[Directions] Write the material out again in full, exactly.

[The records]
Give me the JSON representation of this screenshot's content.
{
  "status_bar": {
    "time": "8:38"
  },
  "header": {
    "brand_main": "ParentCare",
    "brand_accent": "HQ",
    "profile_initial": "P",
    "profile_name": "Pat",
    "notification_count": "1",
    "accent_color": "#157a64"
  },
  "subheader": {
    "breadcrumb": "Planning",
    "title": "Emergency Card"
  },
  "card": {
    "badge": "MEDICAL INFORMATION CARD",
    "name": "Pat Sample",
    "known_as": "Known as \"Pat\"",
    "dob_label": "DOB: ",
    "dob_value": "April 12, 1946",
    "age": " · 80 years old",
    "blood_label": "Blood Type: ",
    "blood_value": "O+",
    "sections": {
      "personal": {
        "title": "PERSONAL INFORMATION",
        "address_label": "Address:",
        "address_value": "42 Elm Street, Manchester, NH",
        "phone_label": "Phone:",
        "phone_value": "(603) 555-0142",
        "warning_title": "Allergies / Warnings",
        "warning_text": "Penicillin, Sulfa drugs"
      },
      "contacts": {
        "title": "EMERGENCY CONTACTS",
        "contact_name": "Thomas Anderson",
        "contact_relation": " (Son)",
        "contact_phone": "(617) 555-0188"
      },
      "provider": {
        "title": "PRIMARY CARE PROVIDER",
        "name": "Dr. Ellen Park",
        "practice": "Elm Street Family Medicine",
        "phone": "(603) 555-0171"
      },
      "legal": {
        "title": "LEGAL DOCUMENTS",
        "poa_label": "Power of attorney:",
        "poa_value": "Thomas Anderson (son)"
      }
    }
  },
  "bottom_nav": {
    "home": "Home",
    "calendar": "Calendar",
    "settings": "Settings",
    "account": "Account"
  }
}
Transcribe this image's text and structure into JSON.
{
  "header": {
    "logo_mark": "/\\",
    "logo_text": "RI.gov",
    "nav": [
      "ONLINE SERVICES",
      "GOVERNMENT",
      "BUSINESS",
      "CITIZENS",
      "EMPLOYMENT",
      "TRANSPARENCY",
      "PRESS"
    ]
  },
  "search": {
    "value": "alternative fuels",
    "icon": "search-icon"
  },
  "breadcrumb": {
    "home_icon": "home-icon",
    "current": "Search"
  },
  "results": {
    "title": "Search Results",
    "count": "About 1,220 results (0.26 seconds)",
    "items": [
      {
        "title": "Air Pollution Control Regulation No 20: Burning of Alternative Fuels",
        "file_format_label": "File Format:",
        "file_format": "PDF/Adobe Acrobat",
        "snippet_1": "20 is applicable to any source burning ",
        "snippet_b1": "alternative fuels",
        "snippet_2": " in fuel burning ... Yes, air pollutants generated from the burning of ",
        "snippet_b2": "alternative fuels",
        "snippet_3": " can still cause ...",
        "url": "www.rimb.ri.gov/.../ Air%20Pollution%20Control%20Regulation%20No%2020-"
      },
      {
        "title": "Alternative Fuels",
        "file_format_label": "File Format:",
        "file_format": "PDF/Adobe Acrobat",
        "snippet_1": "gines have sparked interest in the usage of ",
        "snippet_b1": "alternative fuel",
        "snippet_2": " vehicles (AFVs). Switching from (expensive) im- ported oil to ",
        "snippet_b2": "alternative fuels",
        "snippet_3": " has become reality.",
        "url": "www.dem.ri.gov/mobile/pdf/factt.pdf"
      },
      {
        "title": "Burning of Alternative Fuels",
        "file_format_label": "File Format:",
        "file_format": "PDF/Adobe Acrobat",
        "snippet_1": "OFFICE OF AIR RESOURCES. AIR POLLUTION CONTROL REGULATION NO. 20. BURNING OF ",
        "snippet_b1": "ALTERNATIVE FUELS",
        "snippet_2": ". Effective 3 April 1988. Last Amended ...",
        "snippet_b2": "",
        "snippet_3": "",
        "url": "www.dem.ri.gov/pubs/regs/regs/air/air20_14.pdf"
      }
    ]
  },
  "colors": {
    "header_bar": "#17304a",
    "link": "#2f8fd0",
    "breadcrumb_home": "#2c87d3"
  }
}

[Solution for this problem]
Give me the JSON representation of this screenshot's content.
{
  "status_bar": {
    "time": "8:38"
  },
  "header": {
    "brand_main": "ParentCare",
    "brand_accent": "HQ",
    "profile_initial": "P",
    "profile_name": "Pat",
    "notification_count": "1",
    "accent_color": "#157a64"
  },
  "subheader": {
    "breadcrumb": "Planning",
    "title": "Emergency Card"
  },
  "card": {
    "badge": "MEDICAL INFORMATION CARD",
    "name": "Pat Sample",
    "known_as": "Known as \"Pat\"",
    "dob_label": "DOB: ",
    "dob_value": "April 12, 1946",
    "age": " · 80 years old",
    "blood_label": "Blood Type: ",
    "blood_value": "O+",
    "sections": {
      "personal": {
        "title": "PERSONAL INFORMATION",
        "address_label": "Address:",
        "address_value": "42 Elm Street, Manchester, NH",
        "phone_label": "Phone:",
        "phone_value": "(603) 555-0142",
        "warning_title": "Allergies / Warnings",
        "warning_text": "Penicillin, Sulfa drugs"
      },
      "contacts": {
        "title": "EMERGENCY CONTACTS",
        "contact_name": "Thomas Anderson",
        "contact_relation": " (Son)",
        "contact_phone": "(617) 555-0188"
      },
      "provider": {
        "title": "PRIMARY CARE PROVIDER",
        "name": "Dr. Ellen Park",
        "practice": "Elm Street Family Medicine",
        "phone": "(603) 555-0171"
      },
      "legal": {
        "title": "LEGAL DOCUMENTS",
        "poa_label": "Power of attorney:",
        "poa_value": "Thomas Anderson (son)"
      }
    }
  },
  "bottom_nav": {
    "home": "Home",
    "calendar": "Calendar",
    "settings": "Settings",
    "account": "Account"
  }
}
Transcribe this image's text and structure into JSON.
{
  "header": {
    "logo_mark": "/\\",
    "logo_text": "RI.gov",
    "nav": [
      "ONLINE SERVICES",
      "GOVERNMENT",
      "BUSINESS",
      "CITIZENS",
      "EMPLOYMENT",
      "TRANSPARENCY",
      "PRESS"
    ]
  },
  "search": {
    "value": "alternative fuels",
    "icon": "search-icon"
  },
  "breadcrumb": {
    "home_icon": "home-icon",
    "current": "Search"
  },
  "results": {
    "title": "Search Results",
    "count": "About 1,220 results (0.26 seconds)",
    "items": [
      {
        "title": "Air Pollution Control Regulation No 20: Burning of Alternative Fuels",
        "file_format_label": "File Format:",
        "file_format": "PDF/Adobe Acrobat",
        "snippet_1": "20 is applicable to any source burning ",
        "snippet_b1": "alternative fuels",
        "snippet_2": " in fuel burning ... Yes, air pollutants generated from the burning of ",
        "snippet_b2": "alternative fuels",
        "snippet_3": " can still cause ...",
        "url": "www.rimb.ri.gov/.../ Air%20Pollution%20Control%20Regulation%20No%2020-"
      },
      {
        "title": "Alternative Fuels",
        "file_format_label": "File Format:",
        "file_format": "PDF/Adobe Acrobat",
        "snippet_1": "gines have sparked interest in the usage of ",
        "snippet_b1": "alternative fuel",
        "snippet_2": " vehicles (AFVs). Switching from (expensive) im- ported oil to ",
        "snippet_b2": "alternative fuels",
        "snippet_3": " has become reality.",
        "url": "www.dem.ri.gov/mobile/pdf/factt.pdf"
      },
      {
        "title": "Burning of Alternative Fuels",
        "file_format_label": "File Format:",
        "file_format": "PDF/Adobe Acrobat",
        "snippet_1": "OFFICE OF AIR RESOURCES. AIR POLLUTION CONTROL REGULATION NO. 20. BURNING OF ",
        "snippet_b1": "ALTERNATIVE FUELS",
        "snippet_2": ". Effective 3 April 1988. Last Amended ...",
        "snippet_b2": "",
        "snippet_3": "",
        "url": "www.dem.ri.gov/pubs/regs/regs/air/air20_14.pdf"
      }
    ]
  },
  "colors": {
    "header_bar": "#17304a",
    "link": "#2f8fd0",
    "breadcrumb_home": "#2c87d3"
  }
}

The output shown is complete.